[TO DO]
1 - Reproduce, word for word, the stretch of the Bell Pottinger article from "Days later, the" through "to General Pinochet.".
2 - Decide whether each statement agrees with the Bell Pottinger article: (a) Lord Bell was once a PR adviser to General Pinochet; (b) the Evening Standard discovered that Bell Pottinger staff hoped to cut deals with Uzbekistan; (c) Bell Pottinger Consultants was said to have been paid £200,000 by the Pinochet Foundation. Answer yes or no for each, and quote the words of the article that decide it.
3 - Write the next part of the Bell Pottinger article, starting after its last sentence.

[GIVEN TEXT]
--- Begin ---

Why Do Bell Pottinger lobbyists Work With Syria & Belarus Not Zimbabwe or Uzbekistan?

David Cameron has predicted that the controversial lobbying industry may well cause the next scandal to affect Britain on a large scale.
|

David Cameron has predicted that the controversial lobbying industry may well cause the next scandal to affect Britain on a large scale.

The Independent discovered recently that staff from the lobby group Bell Pottinger were hoping to cut deals with the dictatorship in Uzbekistan.

Days later, the Evening Standard conducted an interview with Bell Pottinger chief Lord Bell, in which he promised to investigate the Uzbek incident, commenting:

"Every person here is searching their souls to decide whether they did something wrong or not."

Judging from this response, Lord Bell appears embarrassed by Bell Pottinger staff discussing the possibility of working with the Uzbek government, hence his promise of an investigation. Yet why the particular shame over Uzbekistan?

Lord Bell is a Conservative Peer who was previously the top PR adviser to Margaret Thatcher and

formerly a PR adviser to General Pinochet.

Bell is the founder of Chime Communications PLC. The companies of Chime Communications PLC include Bell Pottinger Public Affairs, Bell Pottinger Public Relations, and Bell Pottinger Sans Frontieres, amongst other groups with the name "Bell Pottinger".

12 years ago, a group called Bell Pottinger Consultants offered Public Relations (PR) advice to the Chilean dictator General Pinochet. Bell Pottinger Consultants was a predecessor to some of the current Bell Pottinger brands.

the Observer reported in 1999:

Bell Pottinger Consultants, said to have been paid £200,000 by the Pinochet Foundation, have set up a 'Chile reconciliation' Website.

--- End ---

[DATASET EXTRACT]

--- Begin ---

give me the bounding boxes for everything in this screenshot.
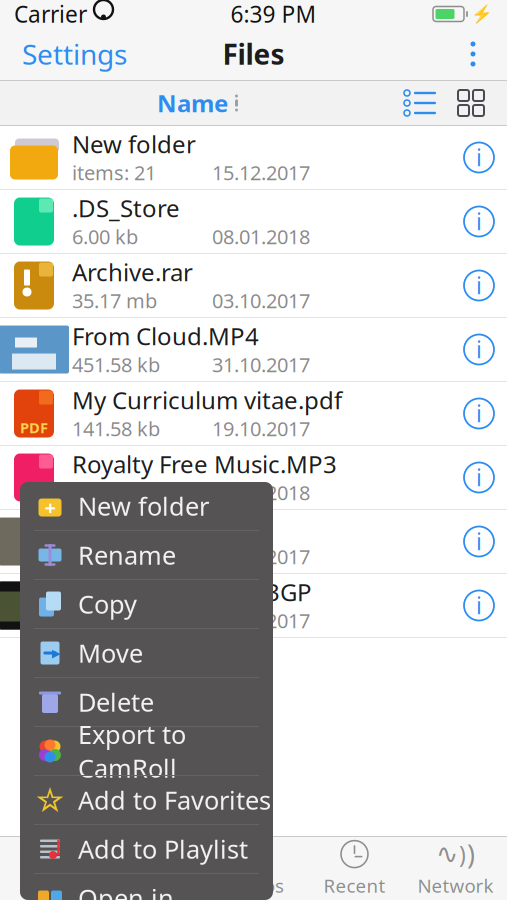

--- End ---

[ANSWERS FOR THE EXERCISE]
1 -
Days later, the Evening Standard conducted an interview with Bell Pottinger chief Lord Bell, in which he promised to investigate the Uzbek incident, commenting:

"Every person here is searching their souls to decide whether they did something wrong or not."

Judging from this response, Lord Bell appears embarrassed by Bell Pottinger staff discussing the possibility of working with the Uzbek government, hence his promise of an investigation. Yet why the particular shame over Uzbekistan?

Lord Bell is a Conservative Peer who was previously the top PR adviser to Margaret Thatcher and

formerly a PR adviser to General Pinochet.

2 -
(a) Yes: "formerly a PR adviser to General Pinochet."
(b) No: "The Independent discovered recently that staff from the lobby group Bell Pottinger were hoping to cut deals with the dictatorship in Uzbekistan."
(c) Yes: "Bell Pottinger Consultants, said to have been paid £200,000 by the Pinochet Foundation, have set up a 'Chile reconciliation' Website."

3 -
Argentina's La Nacion also reported:

[Bell Pottinger] director, Sir Tim Bell, former PR guru of Margaret Thatcher, confirmed that he had received 320.000 dollars to cover the costs for the distribution of leaflets and videos to 50,000 opinion makers and leaders in Great Britain, Spain and Chile. "Our strategy has been to communicate with key people to counteract 23 years of Marxist propaganda," he told the Financial Times newspaper yesterday. "We believe in reconciliation, not retribution."

The question of Lord Bell's PR work with unsavoury foreign regimes, briefly raised its head in early 2011. The fashion magazine Vogue had published a fawning profile of Syria's First Lady, Asma al-Assad.

This occurred whilst her husband Bashar al-Assad, President of Syria, was overseeing the suppression of Syrian protestors, and sanctioning their deaths.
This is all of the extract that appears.